What needs to be done
Leave out every picture, then transcribe the rest of the listing exactly.
--- start of Data to use ---
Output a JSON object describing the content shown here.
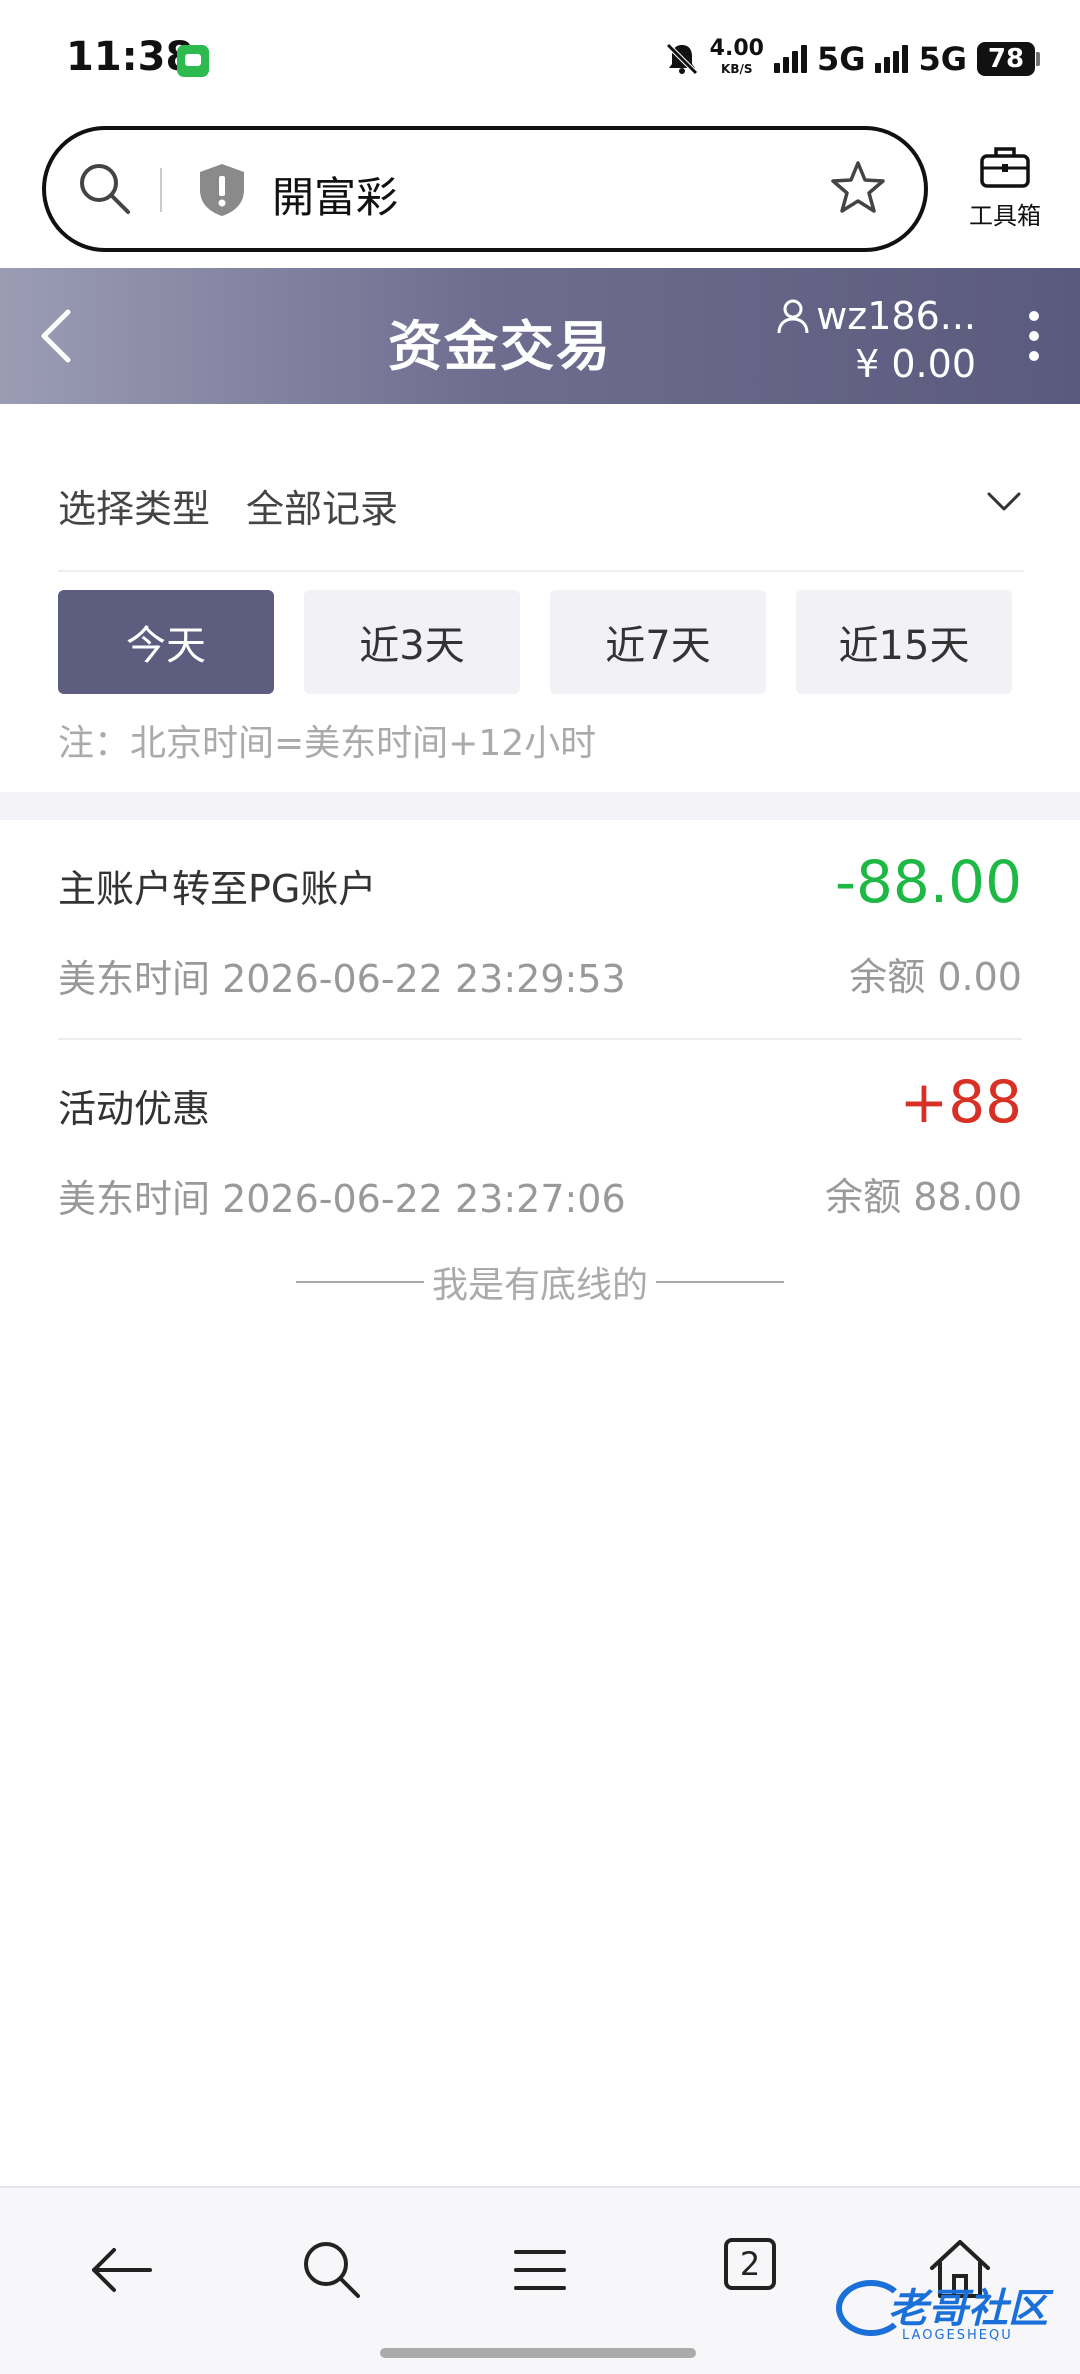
{
  "status": {
    "time": "11:38",
    "net_speed": "4.00",
    "net_speed_unit": "KB/S",
    "network1": "5G",
    "network2": "5G",
    "battery": "78"
  },
  "browser": {
    "url_text": "開富彩",
    "toolbox_label": "工具箱"
  },
  "header": {
    "title": "资金交易",
    "username": "wz186...",
    "balance": "¥ 0.00"
  },
  "filter": {
    "type_label": "选择类型",
    "type_value": "全部记录",
    "tabs": [
      {
        "label": "今天",
        "active": true
      },
      {
        "label": "近3天",
        "active": false
      },
      {
        "label": "近7天",
        "active": false
      },
      {
        "label": "近15天",
        "active": false
      }
    ],
    "note": "注：北京时间=美东时间+12小时"
  },
  "records": [
    {
      "title": "主账户转至PG账户",
      "amount": "-88.00",
      "time": "美东时间 2026-06-22 23:29:53",
      "balance": "余额 0.00"
    },
    {
      "title": "活动优惠",
      "amount": "+88",
      "time": "美东时间 2026-06-22 23:27:06",
      "balance": "余额 88.00"
    }
  ],
  "end_text": "我是有底线的",
  "bottom_nav": {
    "tab_count": "2"
  },
  "watermark": {
    "text": "老哥社区",
    "sub": "LAOGESHEQU"
  },
  "colors": {
    "header_accent": "#5d5d80",
    "negative_amount": "#1eb845",
    "positive_amount": "#d93025"
  }
}
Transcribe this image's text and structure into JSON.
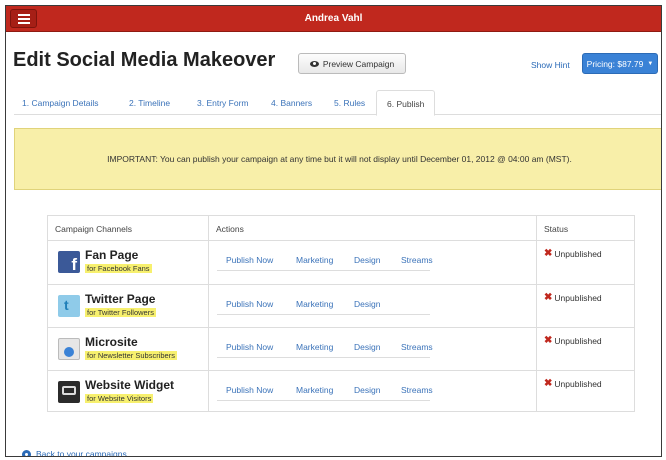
{
  "header": {
    "user": "Andrea Vahl"
  },
  "page": {
    "title": "Edit Social Media Makeover",
    "preview_label": "Preview Campaign",
    "show_hint": "Show Hint",
    "pricing_label": "Pricing: $87.79"
  },
  "tabs": [
    "1. Campaign Details",
    "2. Timeline",
    "3. Entry Form",
    "4. Banners",
    "5. Rules",
    "6. Publish"
  ],
  "active_tab": "6. Publish",
  "notice": "IMPORTANT: You can publish your campaign at any time but it will not display until December 01, 2012 @ 04:00 am (MST).",
  "table": {
    "headers": {
      "channels": "Campaign Channels",
      "actions": "Actions",
      "status": "Status"
    },
    "rows": [
      {
        "name": "Fan Page",
        "sub": "for Facebook Fans",
        "icon": "facebook-icon",
        "actions": [
          "Publish Now",
          "Marketing",
          "Design",
          "Streams"
        ],
        "status": "Unpublished"
      },
      {
        "name": "Twitter Page",
        "sub": "for Twitter Followers",
        "icon": "twitter-icon",
        "actions": [
          "Publish Now",
          "Marketing",
          "Design"
        ],
        "status": "Unpublished"
      },
      {
        "name": "Microsite",
        "sub": "for Newsletter Subscribers",
        "icon": "microsite-icon",
        "actions": [
          "Publish Now",
          "Marketing",
          "Design",
          "Streams"
        ],
        "status": "Unpublished"
      },
      {
        "name": "Website Widget",
        "sub": "for Website Visitors",
        "icon": "widget-icon",
        "actions": [
          "Publish Now",
          "Marketing",
          "Design",
          "Streams"
        ],
        "status": "Unpublished"
      }
    ]
  },
  "back_link": "Back to your campaigns",
  "colors": {
    "brand": "#c0281e",
    "link": "#3b73b9",
    "notice_bg": "#f8efa9",
    "highlight": "#f7f06e",
    "pricing": "#3a82d6"
  }
}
--- end of Data to use ---
Reply to the exercise
Output a JSON object describing the content shown here.
{
  "status": {
    "time": "11:38",
    "net_speed": "4.00",
    "net_speed_unit": "KB/S",
    "network1": "5G",
    "network2": "5G",
    "battery": "78"
  },
  "browser": {
    "url_text": "開富彩",
    "toolbox_label": "工具箱"
  },
  "header": {
    "title": "资金交易",
    "username": "wz186...",
    "balance": "¥ 0.00"
  },
  "filter": {
    "type_label": "选择类型",
    "type_value": "全部记录",
    "tabs": [
      {
        "label": "今天",
        "active": true
      },
      {
        "label": "近3天",
        "active": false
      },
      {
        "label": "近7天",
        "active": false
      },
      {
        "label": "近15天",
        "active": false
      }
    ],
    "note": "注：北京时间=美东时间+12小时"
  },
  "records": [
    {
      "title": "主账户转至PG账户",
      "amount": "-88.00",
      "time": "美东时间 2026-06-22 23:29:53",
      "balance": "余额 0.00"
    },
    {
      "title": "活动优惠",
      "amount": "+88",
      "time": "美东时间 2026-06-22 23:27:06",
      "balance": "余额 88.00"
    }
  ],
  "end_text": "我是有底线的",
  "bottom_nav": {
    "tab_count": "2"
  },
  "watermark": {
    "text": "老哥社区",
    "sub": "LAOGESHEQU"
  },
  "colors": {
    "header_accent": "#5d5d80",
    "negative_amount": "#1eb845",
    "positive_amount": "#d93025"
  }
}
Transcribe this image's text and structure into JSON.
{
  "header": {
    "user": "Andrea Vahl"
  },
  "page": {
    "title": "Edit Social Media Makeover",
    "preview_label": "Preview Campaign",
    "show_hint": "Show Hint",
    "pricing_label": "Pricing: $87.79"
  },
  "tabs": [
    "1. Campaign Details",
    "2. Timeline",
    "3. Entry Form",
    "4. Banners",
    "5. Rules",
    "6. Publish"
  ],
  "active_tab": "6. Publish",
  "notice": "IMPORTANT: You can publish your campaign at any time but it will not display until December 01, 2012 @ 04:00 am (MST).",
  "table": {
    "headers": {
      "channels": "Campaign Channels",
      "actions": "Actions",
      "status": "Status"
    },
    "rows": [
      {
        "name": "Fan Page",
        "sub": "for Facebook Fans",
        "icon": "facebook-icon",
        "actions": [
          "Publish Now",
          "Marketing",
          "Design",
          "Streams"
        ],
        "status": "Unpublished"
      },
      {
        "name": "Twitter Page",
        "sub": "for Twitter Followers",
        "icon": "twitter-icon",
        "actions": [
          "Publish Now",
          "Marketing",
          "Design"
        ],
        "status": "Unpublished"
      },
      {
        "name": "Microsite",
        "sub": "for Newsletter Subscribers",
        "icon": "microsite-icon",
        "actions": [
          "Publish Now",
          "Marketing",
          "Design",
          "Streams"
        ],
        "status": "Unpublished"
      },
      {
        "name": "Website Widget",
        "sub": "for Website Visitors",
        "icon": "widget-icon",
        "actions": [
          "Publish Now",
          "Marketing",
          "Design",
          "Streams"
        ],
        "status": "Unpublished"
      }
    ]
  },
  "back_link": "Back to your campaigns",
  "colors": {
    "brand": "#c0281e",
    "link": "#3b73b9",
    "notice_bg": "#f8efa9",
    "highlight": "#f7f06e",
    "pricing": "#3a82d6"
  }
}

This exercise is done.